◆ **Rows**

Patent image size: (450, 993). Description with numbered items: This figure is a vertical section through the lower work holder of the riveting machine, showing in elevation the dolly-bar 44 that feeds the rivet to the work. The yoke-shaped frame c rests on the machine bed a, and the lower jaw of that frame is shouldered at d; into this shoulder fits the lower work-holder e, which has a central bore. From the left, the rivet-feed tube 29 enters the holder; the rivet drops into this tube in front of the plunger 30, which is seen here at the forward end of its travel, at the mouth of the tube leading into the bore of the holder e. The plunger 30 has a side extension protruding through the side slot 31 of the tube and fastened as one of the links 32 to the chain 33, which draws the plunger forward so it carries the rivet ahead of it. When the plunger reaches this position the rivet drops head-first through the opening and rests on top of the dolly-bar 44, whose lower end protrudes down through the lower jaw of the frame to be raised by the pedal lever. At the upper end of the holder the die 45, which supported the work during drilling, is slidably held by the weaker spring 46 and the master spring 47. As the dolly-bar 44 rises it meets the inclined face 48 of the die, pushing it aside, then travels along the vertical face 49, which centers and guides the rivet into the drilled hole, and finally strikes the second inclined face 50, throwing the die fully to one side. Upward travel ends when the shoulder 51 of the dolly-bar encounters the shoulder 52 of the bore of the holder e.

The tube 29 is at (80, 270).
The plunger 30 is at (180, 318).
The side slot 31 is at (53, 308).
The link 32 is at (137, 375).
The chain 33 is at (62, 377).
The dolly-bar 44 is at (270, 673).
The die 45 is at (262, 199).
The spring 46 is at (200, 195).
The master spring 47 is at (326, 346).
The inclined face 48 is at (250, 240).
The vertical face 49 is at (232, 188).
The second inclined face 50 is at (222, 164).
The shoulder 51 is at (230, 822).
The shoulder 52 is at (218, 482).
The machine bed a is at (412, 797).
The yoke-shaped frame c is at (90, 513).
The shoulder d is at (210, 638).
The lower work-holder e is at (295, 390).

==

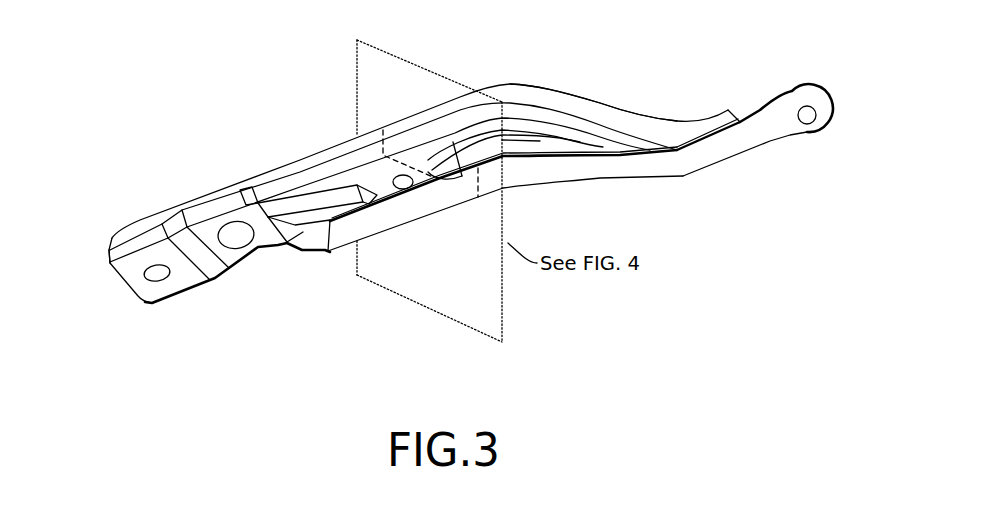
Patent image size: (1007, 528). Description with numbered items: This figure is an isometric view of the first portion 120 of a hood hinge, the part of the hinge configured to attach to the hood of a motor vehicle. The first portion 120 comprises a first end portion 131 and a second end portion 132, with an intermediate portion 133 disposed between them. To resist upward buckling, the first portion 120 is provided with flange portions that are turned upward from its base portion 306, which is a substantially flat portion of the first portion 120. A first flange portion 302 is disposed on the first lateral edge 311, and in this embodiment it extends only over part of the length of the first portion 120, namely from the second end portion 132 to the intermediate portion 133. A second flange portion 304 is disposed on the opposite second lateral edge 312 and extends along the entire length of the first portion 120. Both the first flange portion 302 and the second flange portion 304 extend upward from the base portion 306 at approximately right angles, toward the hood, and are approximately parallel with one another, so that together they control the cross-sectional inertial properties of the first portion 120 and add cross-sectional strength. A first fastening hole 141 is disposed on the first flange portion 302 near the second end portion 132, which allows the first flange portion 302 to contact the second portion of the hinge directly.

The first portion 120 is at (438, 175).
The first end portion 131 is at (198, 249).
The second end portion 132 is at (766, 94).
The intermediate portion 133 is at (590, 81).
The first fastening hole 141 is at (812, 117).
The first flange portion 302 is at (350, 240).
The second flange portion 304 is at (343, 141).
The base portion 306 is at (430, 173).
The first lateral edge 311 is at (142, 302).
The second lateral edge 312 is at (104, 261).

==

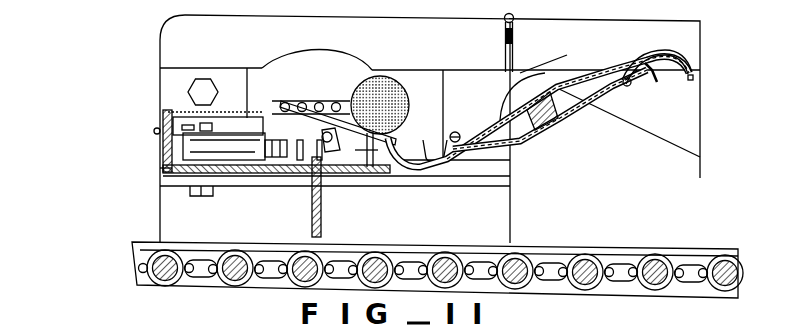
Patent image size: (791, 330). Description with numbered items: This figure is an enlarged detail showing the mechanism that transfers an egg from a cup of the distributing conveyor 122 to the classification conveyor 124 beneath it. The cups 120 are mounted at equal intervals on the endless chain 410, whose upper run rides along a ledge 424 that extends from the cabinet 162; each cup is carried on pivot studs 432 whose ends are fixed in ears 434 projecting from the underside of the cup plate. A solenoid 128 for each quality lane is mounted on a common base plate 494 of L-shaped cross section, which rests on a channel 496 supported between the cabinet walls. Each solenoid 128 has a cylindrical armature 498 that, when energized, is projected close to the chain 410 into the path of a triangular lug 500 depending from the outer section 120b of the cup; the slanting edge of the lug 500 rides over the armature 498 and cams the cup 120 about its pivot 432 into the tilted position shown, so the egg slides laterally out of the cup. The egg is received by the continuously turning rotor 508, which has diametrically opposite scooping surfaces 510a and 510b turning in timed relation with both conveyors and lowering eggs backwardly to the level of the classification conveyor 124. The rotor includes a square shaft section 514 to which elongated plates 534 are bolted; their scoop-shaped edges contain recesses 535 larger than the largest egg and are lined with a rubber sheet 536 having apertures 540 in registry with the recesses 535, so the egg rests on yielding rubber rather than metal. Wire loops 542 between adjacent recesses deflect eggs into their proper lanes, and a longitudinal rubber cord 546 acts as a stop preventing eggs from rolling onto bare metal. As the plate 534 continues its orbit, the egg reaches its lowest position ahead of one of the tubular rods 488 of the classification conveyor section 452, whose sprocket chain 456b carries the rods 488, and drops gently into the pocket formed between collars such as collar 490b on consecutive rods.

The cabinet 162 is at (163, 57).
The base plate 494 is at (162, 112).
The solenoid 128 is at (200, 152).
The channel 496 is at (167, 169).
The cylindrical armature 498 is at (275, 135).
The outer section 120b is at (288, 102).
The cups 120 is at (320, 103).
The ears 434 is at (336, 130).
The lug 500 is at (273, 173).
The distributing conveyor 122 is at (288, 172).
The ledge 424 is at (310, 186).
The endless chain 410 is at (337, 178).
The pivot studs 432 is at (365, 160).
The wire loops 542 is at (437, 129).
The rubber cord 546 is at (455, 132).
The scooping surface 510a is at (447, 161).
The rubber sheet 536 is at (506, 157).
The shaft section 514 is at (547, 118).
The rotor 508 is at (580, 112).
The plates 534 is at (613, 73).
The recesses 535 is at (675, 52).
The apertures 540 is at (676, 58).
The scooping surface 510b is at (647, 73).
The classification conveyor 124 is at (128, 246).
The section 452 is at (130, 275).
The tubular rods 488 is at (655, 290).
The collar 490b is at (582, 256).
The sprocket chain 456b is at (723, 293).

◆ **Your instructions**
Convert the listing lines starting at the line containing "Patent image size: (791, 330)." and ending at the line containing "The outer section 120b is at (288, 102)." into a JSON list of strings, one string per line, skipping blank lines.

◆ **Response below**
[
  "Patent image size: (791, 330). Description with numbered items: This figure is an enlarged detail showing the mechanism that transfers an egg from a cup of the distributing conveyor 122 to the classification conveyor 124 beneath it. The cups 120 are mounted at equal intervals on the endless chain 410, whose upper run rides along a ledge 424 that extends from the cabinet 162; each cup is carried on pivot studs 432 whose ends are fixed in ears 434 projecting from the underside of the cup plate. A solenoid 128 for each quality lane is mounted on a common base plate 494 of L-shaped cross section, which rests on a channel 496 supported between the cabinet walls. Each solenoid 128 has a cylindrical armature 498 that, when energized, is projected close to the chain 410 into the path of a triangular lug 500 depending from the outer section 120b of the cup; the slanting edge of the lug 500 rides over the armature 498 and cams the cup 120 about its pivot 432 into the tilted position shown, so the egg slides laterally out of the cup. The egg is received by the continuously turning rotor 508, which has diametrically opposite scooping surfaces 510a and 510b turning in timed relation with both conveyors and lowering eggs backwardly to the level of the classification conveyor 124. The rotor includes a square shaft section 514 to which elongated plates 534 are bolted; their scoop-shaped edges contain recesses 535 larger than the largest egg and are lined with a rubber sheet 536 having apertures 540 in registry with the recesses 535, so the egg rests on yielding rubber rather than metal. Wire loops 542 between adjacent recesses deflect eggs into their proper lanes, and a longitudinal rubber cord 546 acts as a stop preventing eggs from rolling onto bare metal. As the plate 534 continues its orbit, the egg reaches its lowest position ahead of one of the tubular rods 488 of the classification conveyor section 452, whose sprocket chain 456b carries the rods 488, and drops gently into the pocket formed between collars such as collar 490b on consecutive rods.",
  "The cabinet 162 is at (163, 57).",
  "The base plate 494 is at (162, 112).",
  "The solenoid 128 is at (200, 152).",
  "The channel 496 is at (167, 169).",
  "The cylindrical armature 498 is at (275, 135).",
  "The outer section 120b is at (288, 102)."
]